What to do:
Quote the listing in full, exactly as given, minus any pictures.

(Collected data entries)
— Start —
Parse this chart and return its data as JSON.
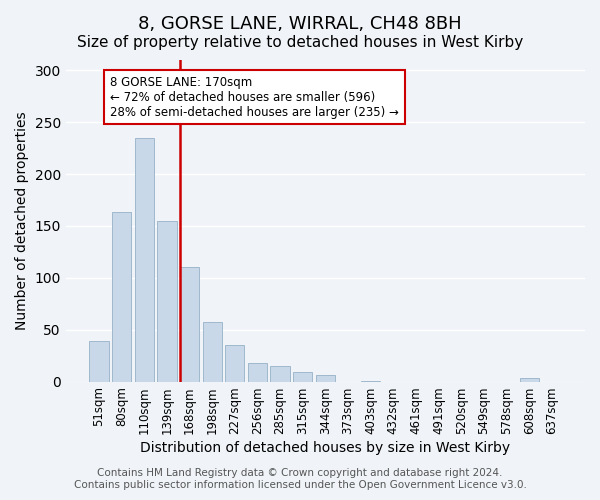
{
  "title": "8, GORSE LANE, WIRRAL, CH48 8BH",
  "subtitle": "Size of property relative to detached houses in West Kirby",
  "xlabel": "Distribution of detached houses by size in West Kirby",
  "ylabel": "Number of detached properties",
  "bar_labels": [
    "51sqm",
    "80sqm",
    "110sqm",
    "139sqm",
    "168sqm",
    "198sqm",
    "227sqm",
    "256sqm",
    "285sqm",
    "315sqm",
    "344sqm",
    "373sqm",
    "403sqm",
    "432sqm",
    "461sqm",
    "491sqm",
    "520sqm",
    "549sqm",
    "578sqm",
    "608sqm",
    "637sqm"
  ],
  "bar_values": [
    39,
    163,
    235,
    155,
    110,
    57,
    35,
    18,
    15,
    9,
    6,
    0,
    1,
    0,
    0,
    0,
    0,
    0,
    0,
    3,
    0
  ],
  "bar_color": "#c8d8e8",
  "bar_edge_color": "#a0b8cc",
  "vline_x": 4,
  "vline_color": "#cc0000",
  "annotation_text_line1": "8 GORSE LANE: 170sqm",
  "annotation_text_line2": "← 72% of detached houses are smaller (596)",
  "annotation_text_line3": "28% of semi-detached houses are larger (235) →",
  "annotation_box_color": "#ffffff",
  "annotation_box_edge_color": "#cc0000",
  "ylim": [
    0,
    310
  ],
  "footer_line1": "Contains HM Land Registry data © Crown copyright and database right 2024.",
  "footer_line2": "Contains public sector information licensed under the Open Government Licence v3.0.",
  "background_color": "#f0f4f8",
  "title_fontsize": 13,
  "subtitle_fontsize": 11,
  "xlabel_fontsize": 10,
  "ylabel_fontsize": 10,
  "tick_fontsize": 8.5,
  "footer_fontsize": 7.5
}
— End —
Written solution:
Parse this chart and return its data as JSON.
{
  "title": "8, GORSE LANE, WIRRAL, CH48 8BH",
  "subtitle": "Size of property relative to detached houses in West Kirby",
  "xlabel": "Distribution of detached houses by size in West Kirby",
  "ylabel": "Number of detached properties",
  "bar_labels": [
    "51sqm",
    "80sqm",
    "110sqm",
    "139sqm",
    "168sqm",
    "198sqm",
    "227sqm",
    "256sqm",
    "285sqm",
    "315sqm",
    "344sqm",
    "373sqm",
    "403sqm",
    "432sqm",
    "461sqm",
    "491sqm",
    "520sqm",
    "549sqm",
    "578sqm",
    "608sqm",
    "637sqm"
  ],
  "bar_values": [
    39,
    163,
    235,
    155,
    110,
    57,
    35,
    18,
    15,
    9,
    6,
    0,
    1,
    0,
    0,
    0,
    0,
    0,
    0,
    3,
    0
  ],
  "bar_color": "#c8d8e8",
  "bar_edge_color": "#a0b8cc",
  "vline_x": 4,
  "vline_color": "#cc0000",
  "annotation_text_line1": "8 GORSE LANE: 170sqm",
  "annotation_text_line2": "← 72% of detached houses are smaller (596)",
  "annotation_text_line3": "28% of semi-detached houses are larger (235) →",
  "annotation_box_color": "#ffffff",
  "annotation_box_edge_color": "#cc0000",
  "ylim": [
    0,
    310
  ],
  "footer_line1": "Contains HM Land Registry data © Crown copyright and database right 2024.",
  "footer_line2": "Contains public sector information licensed under the Open Government Licence v3.0.",
  "background_color": "#f0f4f8",
  "title_fontsize": 13,
  "subtitle_fontsize": 11,
  "xlabel_fontsize": 10,
  "ylabel_fontsize": 10,
  "tick_fontsize": 8.5,
  "footer_fontsize": 7.5
}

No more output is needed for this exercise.